GOAL: Pull every "bamboo" line out of the data below.

BEGIN DATASET RECORDS

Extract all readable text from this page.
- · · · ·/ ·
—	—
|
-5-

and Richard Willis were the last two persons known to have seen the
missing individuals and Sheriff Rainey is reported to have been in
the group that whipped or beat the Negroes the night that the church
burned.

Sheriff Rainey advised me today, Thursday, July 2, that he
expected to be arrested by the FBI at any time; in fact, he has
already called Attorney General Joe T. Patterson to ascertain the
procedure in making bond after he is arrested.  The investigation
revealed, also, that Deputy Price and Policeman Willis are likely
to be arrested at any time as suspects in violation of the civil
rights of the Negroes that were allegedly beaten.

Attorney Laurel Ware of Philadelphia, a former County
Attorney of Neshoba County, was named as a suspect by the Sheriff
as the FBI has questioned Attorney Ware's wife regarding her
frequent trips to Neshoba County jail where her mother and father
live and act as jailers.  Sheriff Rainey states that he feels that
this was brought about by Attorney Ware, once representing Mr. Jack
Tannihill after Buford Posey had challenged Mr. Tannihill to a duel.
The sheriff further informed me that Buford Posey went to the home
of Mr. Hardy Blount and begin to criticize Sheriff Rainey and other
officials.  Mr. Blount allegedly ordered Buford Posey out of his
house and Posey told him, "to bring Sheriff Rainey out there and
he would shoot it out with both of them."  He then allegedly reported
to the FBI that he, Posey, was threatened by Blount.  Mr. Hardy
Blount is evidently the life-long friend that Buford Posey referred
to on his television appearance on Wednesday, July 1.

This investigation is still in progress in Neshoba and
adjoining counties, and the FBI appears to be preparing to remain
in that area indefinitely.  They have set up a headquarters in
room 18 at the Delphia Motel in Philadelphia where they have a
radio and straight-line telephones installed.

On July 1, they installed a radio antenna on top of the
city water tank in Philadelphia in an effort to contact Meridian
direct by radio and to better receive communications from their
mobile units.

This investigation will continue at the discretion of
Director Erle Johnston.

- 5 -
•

END DATASET RECORDS
BEGIN DATASET RECORDS

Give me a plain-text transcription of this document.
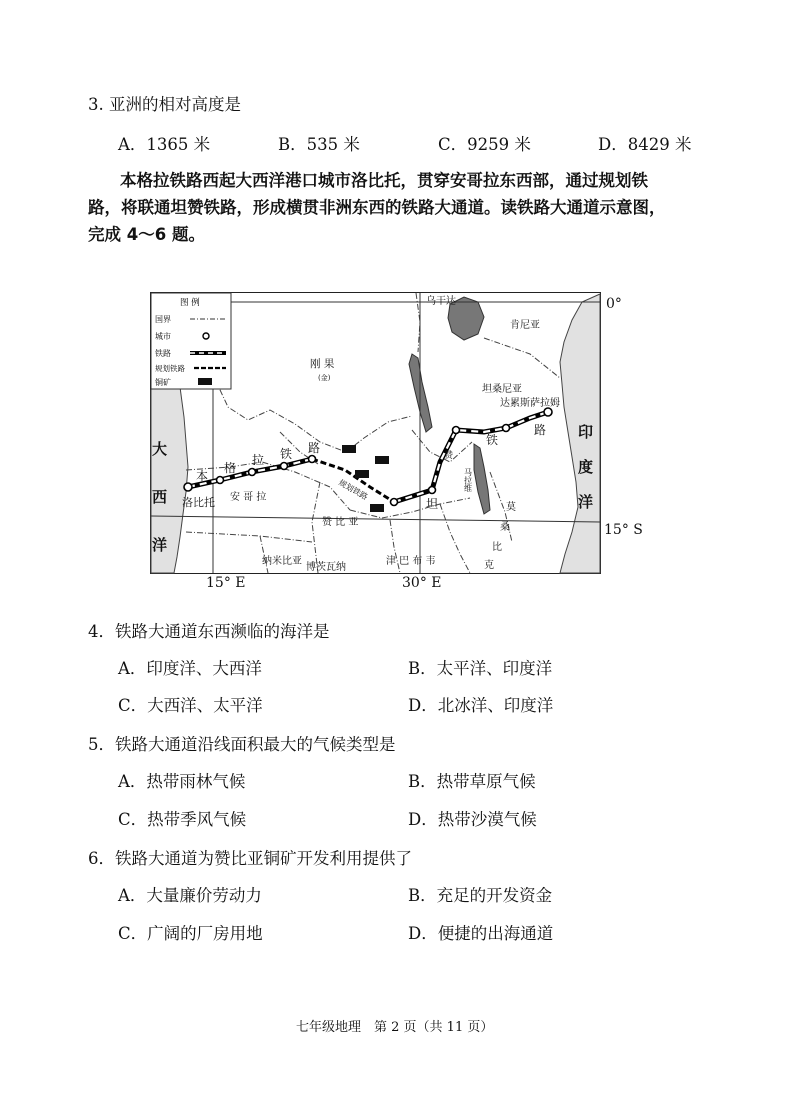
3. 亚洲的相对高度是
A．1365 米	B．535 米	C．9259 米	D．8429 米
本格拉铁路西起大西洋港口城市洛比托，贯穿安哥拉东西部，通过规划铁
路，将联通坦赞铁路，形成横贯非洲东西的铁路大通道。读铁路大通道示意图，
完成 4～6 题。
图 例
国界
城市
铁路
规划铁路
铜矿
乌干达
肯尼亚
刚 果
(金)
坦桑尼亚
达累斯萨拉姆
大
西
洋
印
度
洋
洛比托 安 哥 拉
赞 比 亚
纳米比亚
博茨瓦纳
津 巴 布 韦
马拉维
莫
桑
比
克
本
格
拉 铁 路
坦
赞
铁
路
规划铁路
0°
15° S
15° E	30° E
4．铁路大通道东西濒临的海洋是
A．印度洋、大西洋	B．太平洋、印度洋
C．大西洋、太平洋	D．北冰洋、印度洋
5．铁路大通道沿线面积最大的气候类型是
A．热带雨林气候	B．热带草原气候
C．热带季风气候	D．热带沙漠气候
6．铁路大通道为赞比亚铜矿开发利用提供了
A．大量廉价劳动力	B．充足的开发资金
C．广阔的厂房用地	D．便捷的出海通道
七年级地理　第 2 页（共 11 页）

END DATASET RECORDS
BEGIN DATASET RECORDS

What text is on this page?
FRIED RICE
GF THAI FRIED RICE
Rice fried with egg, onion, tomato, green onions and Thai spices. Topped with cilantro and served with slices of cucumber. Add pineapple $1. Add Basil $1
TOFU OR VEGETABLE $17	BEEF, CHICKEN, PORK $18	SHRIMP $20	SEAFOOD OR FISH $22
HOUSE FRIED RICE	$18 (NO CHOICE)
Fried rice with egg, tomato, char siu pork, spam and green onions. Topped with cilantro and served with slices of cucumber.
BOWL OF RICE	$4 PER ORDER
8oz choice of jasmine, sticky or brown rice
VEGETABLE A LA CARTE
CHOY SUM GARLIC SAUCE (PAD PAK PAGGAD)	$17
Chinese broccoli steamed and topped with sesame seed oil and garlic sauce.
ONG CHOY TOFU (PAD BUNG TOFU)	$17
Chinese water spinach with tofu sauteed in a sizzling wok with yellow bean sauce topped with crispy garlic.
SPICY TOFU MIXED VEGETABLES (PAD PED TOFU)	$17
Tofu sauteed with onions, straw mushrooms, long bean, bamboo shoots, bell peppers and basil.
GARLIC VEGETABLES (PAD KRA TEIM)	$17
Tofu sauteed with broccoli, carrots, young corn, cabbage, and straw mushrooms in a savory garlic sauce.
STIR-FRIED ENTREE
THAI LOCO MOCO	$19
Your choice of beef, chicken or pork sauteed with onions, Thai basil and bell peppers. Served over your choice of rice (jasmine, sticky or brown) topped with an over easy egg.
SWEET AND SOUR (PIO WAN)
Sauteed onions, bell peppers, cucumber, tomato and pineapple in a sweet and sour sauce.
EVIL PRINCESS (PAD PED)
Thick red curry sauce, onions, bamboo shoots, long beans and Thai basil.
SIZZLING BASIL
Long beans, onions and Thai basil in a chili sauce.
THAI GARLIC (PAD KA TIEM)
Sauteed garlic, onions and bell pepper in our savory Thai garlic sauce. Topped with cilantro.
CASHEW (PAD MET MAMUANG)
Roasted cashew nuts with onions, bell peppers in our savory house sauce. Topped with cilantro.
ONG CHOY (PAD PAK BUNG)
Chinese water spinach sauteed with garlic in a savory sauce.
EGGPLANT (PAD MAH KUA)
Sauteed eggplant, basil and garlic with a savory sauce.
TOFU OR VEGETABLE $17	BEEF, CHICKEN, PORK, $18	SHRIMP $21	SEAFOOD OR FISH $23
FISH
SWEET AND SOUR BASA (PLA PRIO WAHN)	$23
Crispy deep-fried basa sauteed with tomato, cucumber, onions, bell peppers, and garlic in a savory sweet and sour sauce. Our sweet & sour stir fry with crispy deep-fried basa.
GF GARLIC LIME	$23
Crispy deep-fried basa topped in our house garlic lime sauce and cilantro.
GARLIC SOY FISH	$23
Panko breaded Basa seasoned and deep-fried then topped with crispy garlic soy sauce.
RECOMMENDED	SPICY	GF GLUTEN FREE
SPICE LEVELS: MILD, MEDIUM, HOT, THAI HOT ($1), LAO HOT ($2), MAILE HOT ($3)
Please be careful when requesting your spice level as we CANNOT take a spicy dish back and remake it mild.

END DATASET RECORDS

EXERCISE RESPONSE:
Tofu sauteed with onions, straw mushrooms, long bean, bamboo shoots, bell peppers and basil.
Thick red curry sauce, onions, bamboo shoots, long beans and Thai basil.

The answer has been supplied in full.